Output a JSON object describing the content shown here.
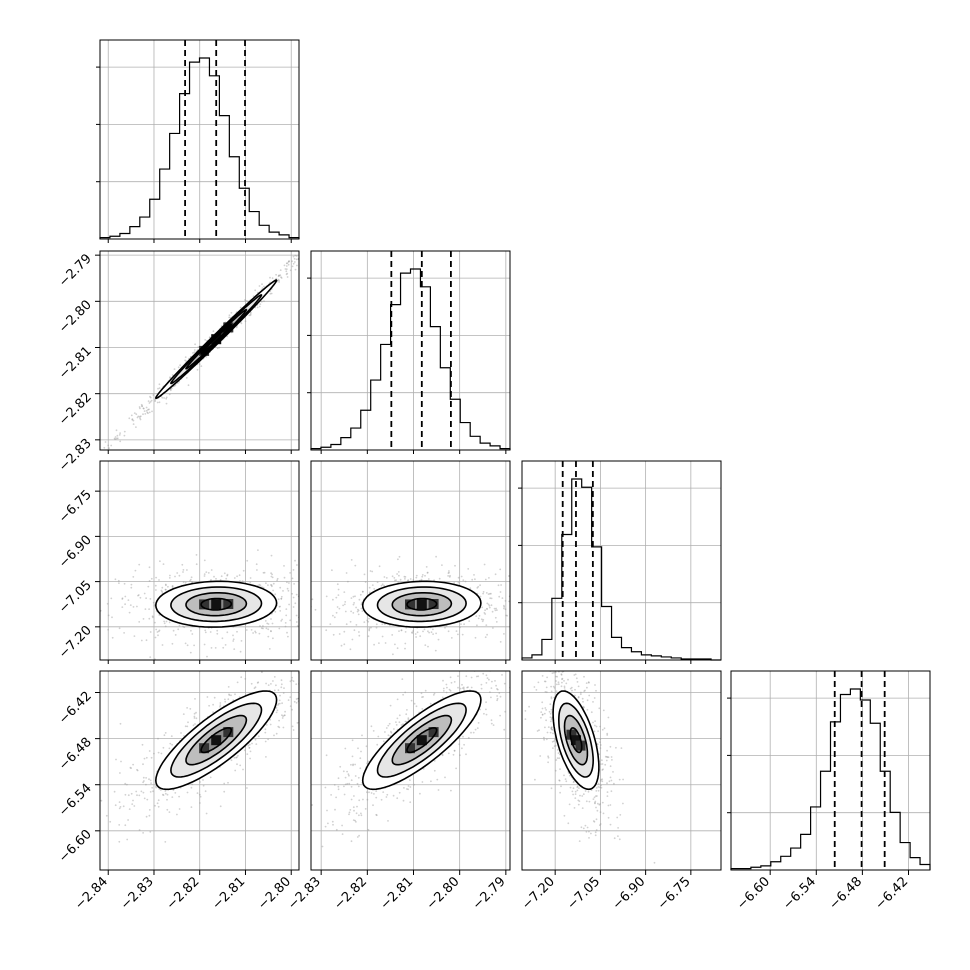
{
  "chart_data": {
    "type": "corner",
    "grid": true,
    "parameters": [
      {
        "range": [
          -2.8418,
          -2.7983
        ],
        "ticks": [
          -2.84,
          -2.83,
          -2.82,
          -2.81,
          -2.8
        ],
        "tick_labels": [
          "−2.84",
          "−2.83",
          "−2.82",
          "−2.81",
          "−2.80"
        ],
        "quantiles": [
          -2.8232,
          -2.8164,
          -2.8101
        ],
        "hist": [
          1,
          2,
          4,
          9,
          16,
          29,
          51,
          77,
          106,
          129,
          132,
          119,
          90,
          60,
          37,
          20,
          10,
          5,
          3,
          1
        ]
      },
      {
        "range": [
          -2.8322,
          -2.7891
        ],
        "ticks": [
          -2.83,
          -2.82,
          -2.81,
          -2.8,
          -2.79
        ],
        "tick_labels": [
          "−2.83",
          "−2.82",
          "−2.81",
          "−2.80",
          "−2.79"
        ],
        "quantiles": [
          -2.8148,
          -2.8082,
          -2.8019
        ],
        "hist": [
          1,
          2,
          4,
          9,
          16,
          29,
          51,
          77,
          106,
          129,
          132,
          119,
          90,
          60,
          37,
          20,
          10,
          5,
          3,
          1
        ]
      },
      {
        "range": [
          -7.31,
          -6.65
        ],
        "ticks": [
          -7.2,
          -7.05,
          -6.9,
          -6.75
        ],
        "tick_labels": [
          "−7.20",
          "−7.05",
          "−6.90",
          "−6.75"
        ],
        "quantiles": [
          -7.175,
          -7.131,
          -7.075
        ],
        "hist": [
          2,
          5,
          20,
          60,
          122,
          176,
          168,
          110,
          52,
          22,
          12,
          8,
          5,
          4,
          3,
          2,
          1,
          1,
          1,
          0
        ]
      },
      {
        "range": [
          -6.651,
          -6.392
        ],
        "ticks": [
          -6.6,
          -6.54,
          -6.48,
          -6.42
        ],
        "tick_labels": [
          "−6.60",
          "−6.54",
          "−6.48",
          "−6.42"
        ],
        "quantiles": [
          -6.516,
          -6.481,
          -6.451
        ],
        "hist": [
          1,
          1,
          2,
          3,
          6,
          10,
          16,
          26,
          46,
          72,
          108,
          128,
          132,
          124,
          107,
          72,
          42,
          20,
          9,
          4
        ]
      }
    ],
    "pairs": [
      {
        "x": 0,
        "y": 1,
        "center": [
          -2.8164,
          -2.8082
        ],
        "sd": [
          0.0066,
          0.0064
        ],
        "corr": 0.995,
        "contours": [
          0.5,
          1.0,
          1.5,
          2.0
        ]
      },
      {
        "x": 0,
        "y": 2,
        "center": [
          -2.8164,
          -7.125
        ],
        "sd": [
          0.0066,
          0.038
        ],
        "corr": 0.05,
        "contours": [
          0.5,
          1.0,
          1.5,
          2.0
        ]
      },
      {
        "x": 1,
        "y": 2,
        "center": [
          -2.8082,
          -7.125
        ],
        "sd": [
          0.0064,
          0.038
        ],
        "corr": 0.05,
        "contours": [
          0.5,
          1.0,
          1.5,
          2.0
        ]
      },
      {
        "x": 0,
        "y": 3,
        "center": [
          -2.8164,
          -6.482
        ],
        "sd": [
          0.0066,
          0.032
        ],
        "corr": 0.82,
        "contours": [
          0.5,
          1.0,
          1.5,
          2.0
        ]
      },
      {
        "x": 1,
        "y": 3,
        "center": [
          -2.8082,
          -6.482
        ],
        "sd": [
          0.0064,
          0.032
        ],
        "corr": 0.82,
        "contours": [
          0.5,
          1.0,
          1.5,
          2.0
        ]
      },
      {
        "x": 2,
        "y": 3,
        "center": [
          -7.131,
          -6.482
        ],
        "sd": [
          0.038,
          0.032
        ],
        "corr": -0.55,
        "contours": [
          0.5,
          1.0,
          1.5,
          2.0
        ]
      }
    ]
  }
}
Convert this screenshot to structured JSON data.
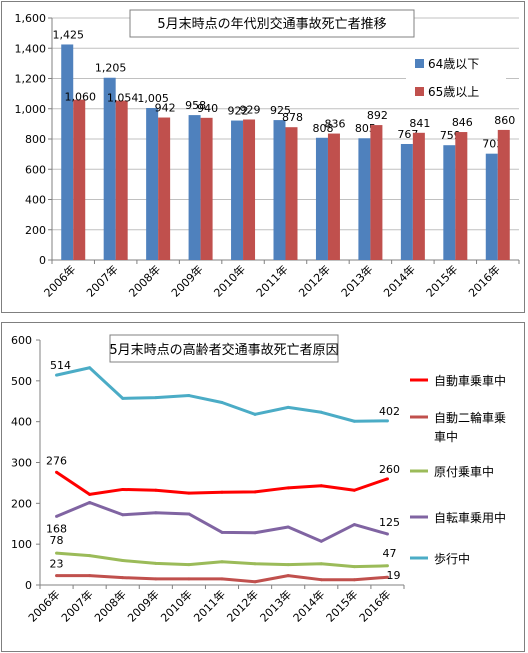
----
### TASK
Print all of the records shown above exactly, leaving out each picture.

### WRITTEN ANSWER
Output a JSON object describing the content shown here.
{
  "chart_data": {
    "type": "corner",
    "grid": true,
    "parameters": [
      {
        "range": [
          -2.8418,
          -2.7983
        ],
        "ticks": [
          -2.84,
          -2.83,
          -2.82,
          -2.81,
          -2.8
        ],
        "tick_labels": [
          "−2.84",
          "−2.83",
          "−2.82",
          "−2.81",
          "−2.80"
        ],
        "quantiles": [
          -2.8232,
          -2.8164,
          -2.8101
        ],
        "hist": [
          1,
          2,
          4,
          9,
          16,
          29,
          51,
          77,
          106,
          129,
          132,
          119,
          90,
          60,
          37,
          20,
          10,
          5,
          3,
          1
        ]
      },
      {
        "range": [
          -2.8322,
          -2.7891
        ],
        "ticks": [
          -2.83,
          -2.82,
          -2.81,
          -2.8,
          -2.79
        ],
        "tick_labels": [
          "−2.83",
          "−2.82",
          "−2.81",
          "−2.80",
          "−2.79"
        ],
        "quantiles": [
          -2.8148,
          -2.8082,
          -2.8019
        ],
        "hist": [
          1,
          2,
          4,
          9,
          16,
          29,
          51,
          77,
          106,
          129,
          132,
          119,
          90,
          60,
          37,
          20,
          10,
          5,
          3,
          1
        ]
      },
      {
        "range": [
          -7.31,
          -6.65
        ],
        "ticks": [
          -7.2,
          -7.05,
          -6.9,
          -6.75
        ],
        "tick_labels": [
          "−7.20",
          "−7.05",
          "−6.90",
          "−6.75"
        ],
        "quantiles": [
          -7.175,
          -7.131,
          -7.075
        ],
        "hist": [
          2,
          5,
          20,
          60,
          122,
          176,
          168,
          110,
          52,
          22,
          12,
          8,
          5,
          4,
          3,
          2,
          1,
          1,
          1,
          0
        ]
      },
      {
        "range": [
          -6.651,
          -6.392
        ],
        "ticks": [
          -6.6,
          -6.54,
          -6.48,
          -6.42
        ],
        "tick_labels": [
          "−6.60",
          "−6.54",
          "−6.48",
          "−6.42"
        ],
        "quantiles": [
          -6.516,
          -6.481,
          -6.451
        ],
        "hist": [
          1,
          1,
          2,
          3,
          6,
          10,
          16,
          26,
          46,
          72,
          108,
          128,
          132,
          124,
          107,
          72,
          42,
          20,
          9,
          4
        ]
      }
    ],
    "pairs": [
      {
        "x": 0,
        "y": 1,
        "center": [
          -2.8164,
          -2.8082
        ],
        "sd": [
          0.0066,
          0.0064
        ],
        "corr": 0.995,
        "contours": [
          0.5,
          1.0,
          1.5,
          2.0
        ]
      },
      {
        "x": 0,
        "y": 2,
        "center": [
          -2.8164,
          -7.125
        ],
        "sd": [
          0.0066,
          0.038
        ],
        "corr": 0.05,
        "contours": [
          0.5,
          1.0,
          1.5,
          2.0
        ]
      },
      {
        "x": 1,
        "y": 2,
        "center": [
          -2.8082,
          -7.125
        ],
        "sd": [
          0.0064,
          0.038
        ],
        "corr": 0.05,
        "contours": [
          0.5,
          1.0,
          1.5,
          2.0
        ]
      },
      {
        "x": 0,
        "y": 3,
        "center": [
          -2.8164,
          -6.482
        ],
        "sd": [
          0.0066,
          0.032
        ],
        "corr": 0.82,
        "contours": [
          0.5,
          1.0,
          1.5,
          2.0
        ]
      },
      {
        "x": 1,
        "y": 3,
        "center": [
          -2.8082,
          -6.482
        ],
        "sd": [
          0.0064,
          0.032
        ],
        "corr": 0.82,
        "contours": [
          0.5,
          1.0,
          1.5,
          2.0
        ]
      },
      {
        "x": 2,
        "y": 3,
        "center": [
          -7.131,
          -6.482
        ],
        "sd": [
          0.038,
          0.032
        ],
        "corr": -0.55,
        "contours": [
          0.5,
          1.0,
          1.5,
          2.0
        ]
      }
    ]
  }
}
Convert this screenshot to structured JSON data.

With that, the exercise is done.